_Texto fornecido:_
---+---

“Sou um académico que gosta de participar nas soluções”

17-02-2022 | Pedro Costa | Fotos: Nuno Gonçalves

1 / 5

Fernando Alexandre recebe hoje o Prémio de Mérito Científico da UMinho. É uma referência no estudo da economia portuguesa.




Licenciado e mestre em Economia pela Universidade de Coimbra e doutorado pelo Birkbeck College da Universidade de Londres, Fernando Alexandre é professor associado com agregação na Escola de Economia e Gestão (EEG) da UMinho e um dos economistas mais ouvidos e respeitados do país. Além de académico reputado, tem desempenhado várias funções de gestão, tendo sido pró-reitor da UMinho e presidente da EEG. Atualmente, ocupa também os cargos de vice-presidente do Conselho Económico e Social, consultor da Fundação Francisco Manuel dos Santos, membro do Conselho para a Produtividade e membro do Conselho Geral do Politécnico de Leiria. Foi ainda secretário de Estado no XIX Governo Constitucional. O autor e/ou coordenador de oito livros sobre a economia portuguesa e de artigos em revistas científicas internacionais de referência foi igualmente consultor da Comissão Europeia e do Governo português, entre outras entidades. A sua participação no debate em espaço público tem-no levado a trabalhos de opinião e comentário na RTP e nos jornais Eco e Observador, entre outros.

 
Quem é Fernando Alexandre?
A minha família é originária de Viseu, mas eu vivi em muitos sítios. Nasci em Ílhavo e cresci na Figueira da Foz, onde tenho muitos amigos e ligações – por isso, a praia de Quiaios é muito especial para mim e onde volto com muita regularidade. Estudei e casei-me em Coimbra, outra das minhas cidades. Depois há Braga, que é uma cidade muito especial, onde trabalho e vivo desde 1997, pois a família mudou-se para Braga nessa altura e somos aqui muito felizes.

Hoje é um minhoto?
Sim. Os meus filhos são claramente minhotos, nasceram ou cresceram em Braga, pertencemos a esta região extraordinária.

Como ocupa o seu tempo livre?

---+---

_Exercício proposto 1:_ Indique se cada afirmação concorda com o texto sobre Fernando Alexandre: (a) nasceu na Figueira da Foz; (b) vive em Braga desde 1997; (c) foi secretário de Estado no XIX Governo Constitucional. Responda sim ou não a cada uma, citando as palavras do texto que o decidem.
_Exercício proposto 2:_ Retome o texto sobre Fernando Alexandre a partir do ponto em que fica interrompido.

_Secção de dados:_
---+---

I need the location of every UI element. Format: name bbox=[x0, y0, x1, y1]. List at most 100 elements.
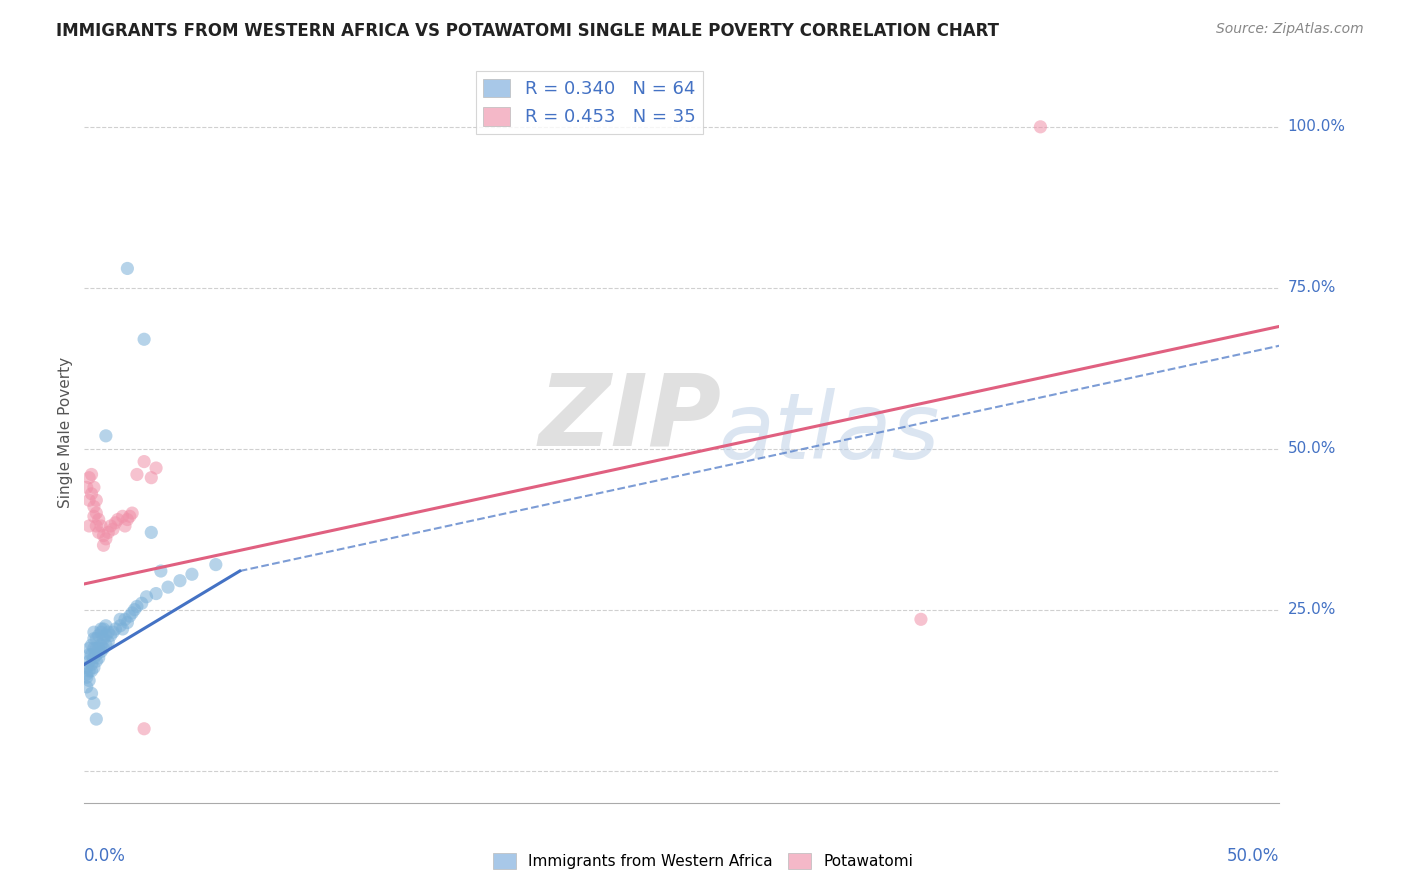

---+---

_Resposta escrita 1:_
(a) Não: «Nasci em Ílhavo e cresci na Figueira da Foz».
(b) Sim: «onde trabalho e vivo desde 1997».
(c) Sim: «Foi ainda secretário de Estado no XIX Governo Constitucional.»

_Resposta escrita 2:_
A minha grande ocupação é a leitura. Leio muito e muitas coisas fora da área da economia. Na parte lúdica leio muito romances – pelo menos dois romances por mês – e tenho sempre a poesia por perto, pois é muito importante para o meu equilíbrio. Leio muito para perceber o que está a acontecer no país e no mundo: história, filosofia política, e, cada vez mais, sobre ciência e tecnologia. O meu principal hobby acaba por se misturar com o meu trabalho! Eu costumo dizer que o académico tem o privilégio de poder “fechar a porta” e estar consigo próprio – e eu tenho essa necessidade. Nesse espaço, que todos os que me conhecem respeitam muito, diariamente tenho momentos essenciais para a reflexão, para a procura de conhecimento, para a escrita, que são intercalados por momentos de porta aberta para a sociedade, para os alunos, para os meus colegas. A escrita tem uma parte muito solitária, o que implica estar muitos dias e semanas, noites e férias fechado no gabinete, o que, confesso, me realiza.

É mais ligado ao papel do que aos ecrãs…
Eu gosto muito de cinema e quando era estudante consumi muito cinema, na faculdade fundei até um clube de cinema. Hoje vejo pouca televisão e uso mais o streaming para ver filmes e séries. O facto de ter ganho muito tempo para as minhas leituras prejudicou o tempo para a TV e para o cinema.

Como se informa mais?
Não compro jornais em papel há muitos anos e sigo a imprensa internacional desde a faculdade, quando comecei a assinar a Time e a The Economist, gosto de seguir estas referências que me ajudam a identificar tudo o que está a acontecer no mundo. Segui também um pouco a imprensa francesa, mas sigo atualmente os órgãos de comunicação social portugueses em geral e alguns opinion makers. Gosto de jornais, mas sou muito seletivo. Hoje, as redes sociais também são importantes e uso mais o LinkedIn, onde encontro informação de natureza profissional. E oiço muitos podcasts nas minhas caminhadas. Não perco um episódio de People I (Mostly) Admire ou The Ezra Klein Show. Essencialmente, preciso de saber coisas e perceber o que está a acontecer no mundo. A ignorância é uma coisa assustadora!

O que seria se não fosse economista?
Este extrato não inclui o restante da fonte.